**STATED PROBLEM:** Return every record below exactly as written, but leave out the pictures.

**SUPPLIED MATERIAL:**
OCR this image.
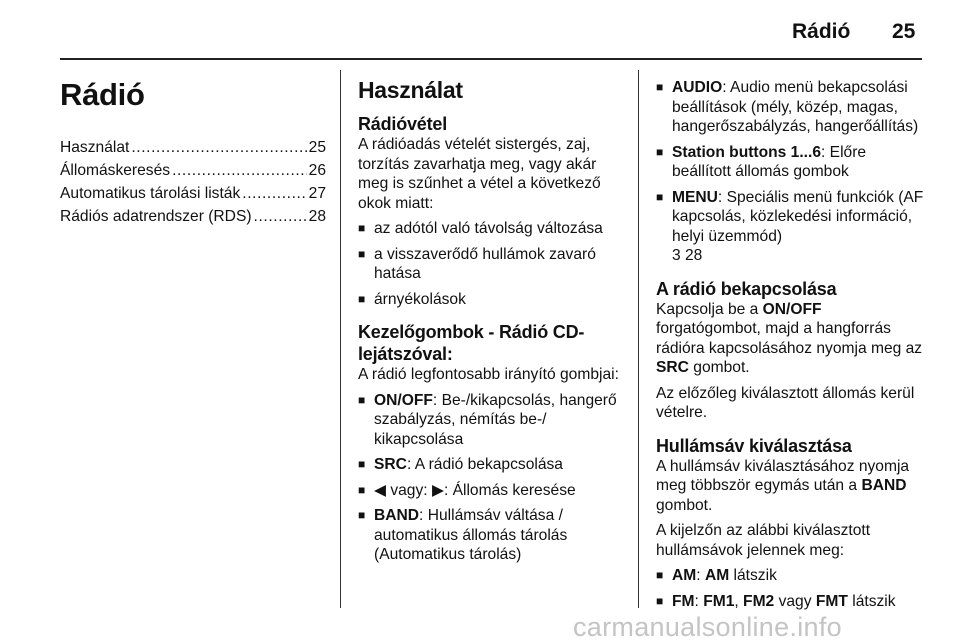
Rádió 25
Rádió
Használat .....	25
Állomáskeresés .....	26
Automatikus tárolási listák .....	27
Rádiós adatrendszer (RDS) .....	28
Használat
Rádióvétel

A rádióadás vételét sistergés, zaj, torzítás zavarhatja meg, vagy akár meg is szűnhet a vétel a következő okok miatt:

■ az adótól való távolság változása
■ a visszaverődő hullámok zavaró hatása
■ árnyékolások
Kezelőgombok - Rádió CD-lejátszóval:

A rádió legfontosabb irányító gombjai:

■ ON/OFF: Be-/kikapcsolás, hangerő szabályzás, némítás be-/ kikapcsolása
■ SRC: A rádió bekapcsolása
■ ◀ vagy: ▶: Állomás keresése
■ BAND: Hullámsáv váltása / automatikus állomás tárolás (Automatikus tárolás)
■ AUDIO: Audio menü bekapcsolási beállítások (mély, közép, magas, hangerőszabályzás, hangerőállítás)
■ Station buttons 1...6: Előre beállított állomás gombok
■ MENU: Speciális menü funkciók (AF kapcsolás, közlekedési információ, helyi üzemmód)
3 28
A rádió bekapcsolása

Kapcsolja be a ON/OFF forgatógombot, majd a hangforrás rádióra kapcsolásához nyomja meg az SRC gombot.

Az előzőleg kiválasztott állomás kerül vételre.

Hullámsáv kiválasztása

A hullámsáv kiválasztásához nyomja meg többször egymás után a BAND gombot.

A kijelzőn az alábbi kiválasztott hullámsávok jelennek meg:

■ AM: AM látszik
■ FM: FM1, FM2 vagy FMT látszik
carmanualsonline.info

**REPLY TO THE EXERCISE:**
OCR this image.
Rádió 25
Rádió
Használat .....	25
Állomáskeresés .....	26
Automatikus tárolási listák .....	27
Rádiós adatrendszer (RDS) .....	28
Használat
Rádióvétel

A rádióadás vételét sistergés, zaj, torzítás zavarhatja meg, vagy akár meg is szűnhet a vétel a következő okok miatt:

■ az adótól való távolság változása
■ a visszaverődő hullámok zavaró hatása
■ árnyékolások
Kezelőgombok - Rádió CD-lejátszóval:

A rádió legfontosabb irányító gombjai:

■ ON/OFF: Be-/kikapcsolás, hangerő szabályzás, némítás be-/ kikapcsolása
■ SRC: A rádió bekapcsolása
■ ◀ vagy: ▶: Állomás keresése
■ BAND: Hullámsáv váltása / automatikus állomás tárolás (Automatikus tárolás)
■ AUDIO: Audio menü bekapcsolási beállítások (mély, közép, magas, hangerőszabályzás, hangerőállítás)
■ Station buttons 1...6: Előre beállított állomás gombok
■ MENU: Speciális menü funkciók (AF kapcsolás, közlekedési információ, helyi üzemmód)
3 28
A rádió bekapcsolása

Kapcsolja be a ON/OFF forgatógombot, majd a hangforrás rádióra kapcsolásához nyomja meg az SRC gombot.

Az előzőleg kiválasztott állomás kerül vételre.

Hullámsáv kiválasztása

A hullámsáv kiválasztásához nyomja meg többször egymás után a BAND gombot.

A kijelzőn az alábbi kiválasztott hullámsávok jelennek meg:

■ AM: AM látszik
■ FM: FM1, FM2 vagy FMT látszik
carmanualsonline.info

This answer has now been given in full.